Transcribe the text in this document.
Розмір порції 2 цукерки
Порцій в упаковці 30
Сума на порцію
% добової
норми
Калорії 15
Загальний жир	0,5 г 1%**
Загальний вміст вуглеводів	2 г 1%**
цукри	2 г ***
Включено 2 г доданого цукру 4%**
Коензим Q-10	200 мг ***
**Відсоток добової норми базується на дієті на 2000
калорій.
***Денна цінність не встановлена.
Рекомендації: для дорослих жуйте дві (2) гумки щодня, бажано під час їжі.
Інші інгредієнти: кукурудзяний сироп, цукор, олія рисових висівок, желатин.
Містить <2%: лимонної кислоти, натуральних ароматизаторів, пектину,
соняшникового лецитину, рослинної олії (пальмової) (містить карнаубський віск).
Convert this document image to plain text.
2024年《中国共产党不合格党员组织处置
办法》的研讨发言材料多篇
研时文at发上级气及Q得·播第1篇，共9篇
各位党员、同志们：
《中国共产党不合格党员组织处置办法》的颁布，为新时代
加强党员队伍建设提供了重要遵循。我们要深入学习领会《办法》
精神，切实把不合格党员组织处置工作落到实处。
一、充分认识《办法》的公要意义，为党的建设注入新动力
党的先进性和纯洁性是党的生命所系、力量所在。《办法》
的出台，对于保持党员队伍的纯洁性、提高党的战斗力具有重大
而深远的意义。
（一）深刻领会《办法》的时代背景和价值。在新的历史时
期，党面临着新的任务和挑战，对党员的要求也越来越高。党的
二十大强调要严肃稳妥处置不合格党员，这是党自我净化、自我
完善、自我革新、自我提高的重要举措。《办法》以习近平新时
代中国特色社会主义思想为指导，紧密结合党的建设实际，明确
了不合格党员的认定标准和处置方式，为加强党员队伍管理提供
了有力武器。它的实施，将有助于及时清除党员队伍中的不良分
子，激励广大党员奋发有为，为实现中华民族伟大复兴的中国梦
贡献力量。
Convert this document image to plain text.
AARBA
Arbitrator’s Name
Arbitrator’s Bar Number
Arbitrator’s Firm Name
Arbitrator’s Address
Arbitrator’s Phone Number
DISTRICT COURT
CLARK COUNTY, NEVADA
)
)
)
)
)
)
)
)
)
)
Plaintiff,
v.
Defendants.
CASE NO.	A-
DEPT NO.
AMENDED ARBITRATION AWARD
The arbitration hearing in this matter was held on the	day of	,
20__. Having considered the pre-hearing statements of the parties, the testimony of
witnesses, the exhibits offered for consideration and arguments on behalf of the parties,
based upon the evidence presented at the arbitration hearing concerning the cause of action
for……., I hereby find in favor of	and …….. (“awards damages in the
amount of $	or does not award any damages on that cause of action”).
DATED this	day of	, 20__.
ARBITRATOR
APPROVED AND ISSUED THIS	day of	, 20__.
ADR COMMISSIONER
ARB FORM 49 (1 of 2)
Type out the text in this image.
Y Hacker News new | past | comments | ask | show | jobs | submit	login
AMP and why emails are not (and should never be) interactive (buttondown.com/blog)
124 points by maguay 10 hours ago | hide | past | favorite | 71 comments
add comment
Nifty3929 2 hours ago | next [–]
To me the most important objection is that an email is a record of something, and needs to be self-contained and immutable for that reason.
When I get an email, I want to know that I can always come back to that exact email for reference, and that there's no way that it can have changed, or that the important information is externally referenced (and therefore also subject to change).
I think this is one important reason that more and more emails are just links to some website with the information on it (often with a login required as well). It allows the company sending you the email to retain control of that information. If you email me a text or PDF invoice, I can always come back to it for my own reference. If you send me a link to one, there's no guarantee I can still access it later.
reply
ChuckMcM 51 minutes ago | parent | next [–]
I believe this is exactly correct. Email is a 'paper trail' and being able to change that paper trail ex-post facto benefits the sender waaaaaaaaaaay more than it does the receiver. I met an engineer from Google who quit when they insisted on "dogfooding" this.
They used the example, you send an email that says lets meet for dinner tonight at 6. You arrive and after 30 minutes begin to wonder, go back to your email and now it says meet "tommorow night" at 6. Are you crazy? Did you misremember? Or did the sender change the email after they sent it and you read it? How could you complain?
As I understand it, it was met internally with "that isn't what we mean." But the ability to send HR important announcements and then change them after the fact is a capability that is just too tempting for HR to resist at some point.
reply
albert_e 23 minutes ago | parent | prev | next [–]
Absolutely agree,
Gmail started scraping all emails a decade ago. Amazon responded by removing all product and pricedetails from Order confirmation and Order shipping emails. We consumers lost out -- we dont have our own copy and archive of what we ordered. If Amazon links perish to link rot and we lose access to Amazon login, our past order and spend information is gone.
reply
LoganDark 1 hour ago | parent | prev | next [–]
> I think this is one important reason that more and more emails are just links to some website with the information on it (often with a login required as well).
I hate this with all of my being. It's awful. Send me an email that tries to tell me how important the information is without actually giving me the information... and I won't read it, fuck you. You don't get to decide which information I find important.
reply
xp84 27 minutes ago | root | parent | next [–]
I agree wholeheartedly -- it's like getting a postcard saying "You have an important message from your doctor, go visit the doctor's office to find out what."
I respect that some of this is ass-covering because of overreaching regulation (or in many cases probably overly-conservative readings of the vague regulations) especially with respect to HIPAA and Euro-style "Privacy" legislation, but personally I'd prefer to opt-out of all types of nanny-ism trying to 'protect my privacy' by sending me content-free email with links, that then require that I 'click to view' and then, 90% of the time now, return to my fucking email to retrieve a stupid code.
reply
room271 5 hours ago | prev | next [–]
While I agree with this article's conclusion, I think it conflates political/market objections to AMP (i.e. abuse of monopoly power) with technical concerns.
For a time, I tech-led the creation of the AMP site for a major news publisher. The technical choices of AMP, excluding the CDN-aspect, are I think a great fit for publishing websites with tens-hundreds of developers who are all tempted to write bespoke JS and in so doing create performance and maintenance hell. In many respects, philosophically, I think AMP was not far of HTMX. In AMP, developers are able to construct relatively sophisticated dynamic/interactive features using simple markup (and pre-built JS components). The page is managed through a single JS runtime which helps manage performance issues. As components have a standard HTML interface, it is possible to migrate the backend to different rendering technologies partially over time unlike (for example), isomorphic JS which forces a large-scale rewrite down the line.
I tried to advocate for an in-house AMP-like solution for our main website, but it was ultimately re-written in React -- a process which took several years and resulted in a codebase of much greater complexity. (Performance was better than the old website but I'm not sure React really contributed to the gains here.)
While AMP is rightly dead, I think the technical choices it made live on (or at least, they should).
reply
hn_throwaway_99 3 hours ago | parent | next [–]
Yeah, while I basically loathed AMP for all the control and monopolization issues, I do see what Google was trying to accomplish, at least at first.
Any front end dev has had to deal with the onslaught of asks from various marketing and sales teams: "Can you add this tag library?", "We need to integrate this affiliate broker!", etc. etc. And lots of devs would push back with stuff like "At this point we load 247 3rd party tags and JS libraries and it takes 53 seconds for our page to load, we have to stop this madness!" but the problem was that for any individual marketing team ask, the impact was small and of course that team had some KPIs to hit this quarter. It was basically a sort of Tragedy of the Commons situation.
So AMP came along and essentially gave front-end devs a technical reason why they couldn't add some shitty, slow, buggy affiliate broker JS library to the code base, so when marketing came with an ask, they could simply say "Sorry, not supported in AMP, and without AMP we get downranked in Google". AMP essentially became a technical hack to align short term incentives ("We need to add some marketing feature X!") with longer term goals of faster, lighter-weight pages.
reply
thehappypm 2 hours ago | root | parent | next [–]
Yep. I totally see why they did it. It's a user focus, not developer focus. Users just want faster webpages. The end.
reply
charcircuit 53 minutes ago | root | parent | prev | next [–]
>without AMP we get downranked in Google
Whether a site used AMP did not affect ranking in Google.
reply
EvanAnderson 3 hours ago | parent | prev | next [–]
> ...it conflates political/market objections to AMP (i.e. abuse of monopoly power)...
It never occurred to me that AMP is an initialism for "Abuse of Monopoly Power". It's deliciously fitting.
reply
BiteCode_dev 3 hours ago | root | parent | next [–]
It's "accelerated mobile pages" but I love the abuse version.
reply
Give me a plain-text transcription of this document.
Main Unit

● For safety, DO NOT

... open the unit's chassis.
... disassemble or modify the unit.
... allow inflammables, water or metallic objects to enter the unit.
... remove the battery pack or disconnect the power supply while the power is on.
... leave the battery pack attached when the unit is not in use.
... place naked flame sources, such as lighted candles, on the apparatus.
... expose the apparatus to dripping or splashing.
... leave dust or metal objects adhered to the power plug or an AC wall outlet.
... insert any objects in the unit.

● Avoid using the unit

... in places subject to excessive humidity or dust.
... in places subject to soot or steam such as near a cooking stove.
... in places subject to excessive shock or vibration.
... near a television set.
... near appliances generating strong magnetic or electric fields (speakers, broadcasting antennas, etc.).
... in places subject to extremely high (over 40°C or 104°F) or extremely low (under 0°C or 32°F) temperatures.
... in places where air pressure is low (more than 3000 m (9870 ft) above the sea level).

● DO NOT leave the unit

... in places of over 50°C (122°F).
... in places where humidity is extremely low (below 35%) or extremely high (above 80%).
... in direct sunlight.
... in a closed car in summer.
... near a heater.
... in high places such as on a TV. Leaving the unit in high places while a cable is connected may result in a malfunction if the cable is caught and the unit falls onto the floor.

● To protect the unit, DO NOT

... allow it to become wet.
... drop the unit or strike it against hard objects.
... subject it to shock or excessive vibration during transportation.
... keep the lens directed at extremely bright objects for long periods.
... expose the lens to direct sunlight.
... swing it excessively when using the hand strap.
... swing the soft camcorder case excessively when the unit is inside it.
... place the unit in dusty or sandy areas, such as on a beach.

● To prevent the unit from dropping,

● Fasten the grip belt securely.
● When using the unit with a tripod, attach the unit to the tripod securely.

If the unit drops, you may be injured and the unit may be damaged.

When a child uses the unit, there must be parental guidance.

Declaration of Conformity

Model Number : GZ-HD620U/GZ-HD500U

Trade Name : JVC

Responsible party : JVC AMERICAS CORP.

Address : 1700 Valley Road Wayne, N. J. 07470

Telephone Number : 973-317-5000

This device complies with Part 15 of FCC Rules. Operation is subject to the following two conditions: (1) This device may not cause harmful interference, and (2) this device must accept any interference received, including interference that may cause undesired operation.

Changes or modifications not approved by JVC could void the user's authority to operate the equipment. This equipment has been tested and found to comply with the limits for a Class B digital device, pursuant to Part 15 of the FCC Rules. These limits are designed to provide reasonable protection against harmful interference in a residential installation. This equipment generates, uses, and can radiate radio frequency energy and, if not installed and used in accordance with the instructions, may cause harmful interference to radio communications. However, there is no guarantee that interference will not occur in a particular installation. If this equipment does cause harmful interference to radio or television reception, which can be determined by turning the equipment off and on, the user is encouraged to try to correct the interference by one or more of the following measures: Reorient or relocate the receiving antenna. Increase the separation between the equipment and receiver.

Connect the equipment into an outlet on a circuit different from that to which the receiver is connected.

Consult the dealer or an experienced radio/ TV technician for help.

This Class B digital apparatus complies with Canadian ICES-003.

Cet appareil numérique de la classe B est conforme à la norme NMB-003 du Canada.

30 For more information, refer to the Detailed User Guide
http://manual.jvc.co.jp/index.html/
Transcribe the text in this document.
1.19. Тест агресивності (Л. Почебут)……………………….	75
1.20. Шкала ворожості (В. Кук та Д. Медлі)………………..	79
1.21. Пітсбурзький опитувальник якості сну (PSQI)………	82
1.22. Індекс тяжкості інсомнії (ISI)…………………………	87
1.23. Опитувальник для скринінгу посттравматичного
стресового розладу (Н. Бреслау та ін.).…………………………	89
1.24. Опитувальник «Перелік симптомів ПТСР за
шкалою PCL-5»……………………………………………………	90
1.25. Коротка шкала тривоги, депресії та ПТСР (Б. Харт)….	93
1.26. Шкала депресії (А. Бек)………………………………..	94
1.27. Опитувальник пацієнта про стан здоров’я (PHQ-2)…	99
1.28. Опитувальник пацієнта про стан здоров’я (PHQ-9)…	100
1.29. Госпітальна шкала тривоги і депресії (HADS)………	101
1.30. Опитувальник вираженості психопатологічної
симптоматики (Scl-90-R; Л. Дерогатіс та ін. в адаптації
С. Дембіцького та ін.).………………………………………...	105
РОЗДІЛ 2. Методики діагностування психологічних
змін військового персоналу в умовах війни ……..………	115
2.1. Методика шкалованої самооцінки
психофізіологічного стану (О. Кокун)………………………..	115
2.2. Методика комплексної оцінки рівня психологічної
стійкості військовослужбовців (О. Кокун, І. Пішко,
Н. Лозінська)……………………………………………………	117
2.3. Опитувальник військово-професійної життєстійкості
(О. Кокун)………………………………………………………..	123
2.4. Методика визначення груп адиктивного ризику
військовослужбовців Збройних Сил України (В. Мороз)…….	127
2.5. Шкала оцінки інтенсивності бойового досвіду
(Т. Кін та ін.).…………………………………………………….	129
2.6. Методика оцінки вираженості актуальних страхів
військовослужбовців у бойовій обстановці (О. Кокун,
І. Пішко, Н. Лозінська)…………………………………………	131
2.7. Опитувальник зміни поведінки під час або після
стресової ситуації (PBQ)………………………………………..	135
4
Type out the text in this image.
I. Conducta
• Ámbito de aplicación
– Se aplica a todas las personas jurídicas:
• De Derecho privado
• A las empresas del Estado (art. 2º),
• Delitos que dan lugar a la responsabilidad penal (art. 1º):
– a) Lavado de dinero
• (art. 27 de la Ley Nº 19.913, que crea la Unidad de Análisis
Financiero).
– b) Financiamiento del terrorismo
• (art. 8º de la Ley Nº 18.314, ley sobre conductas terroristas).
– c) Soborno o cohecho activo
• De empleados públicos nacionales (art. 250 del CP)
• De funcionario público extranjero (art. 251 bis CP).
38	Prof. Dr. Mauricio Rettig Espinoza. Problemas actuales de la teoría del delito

**Written instruction**:
Pull every line containing "військовослужбовців" out of the records.

**Worked solution**:
стійкості військовослужбовців (О. Кокун, І. Пішко,
військовослужбовців Збройних Сил України (В. Мороз)…….	127
військовослужбовців у бойовій обстановці (О. Кокун,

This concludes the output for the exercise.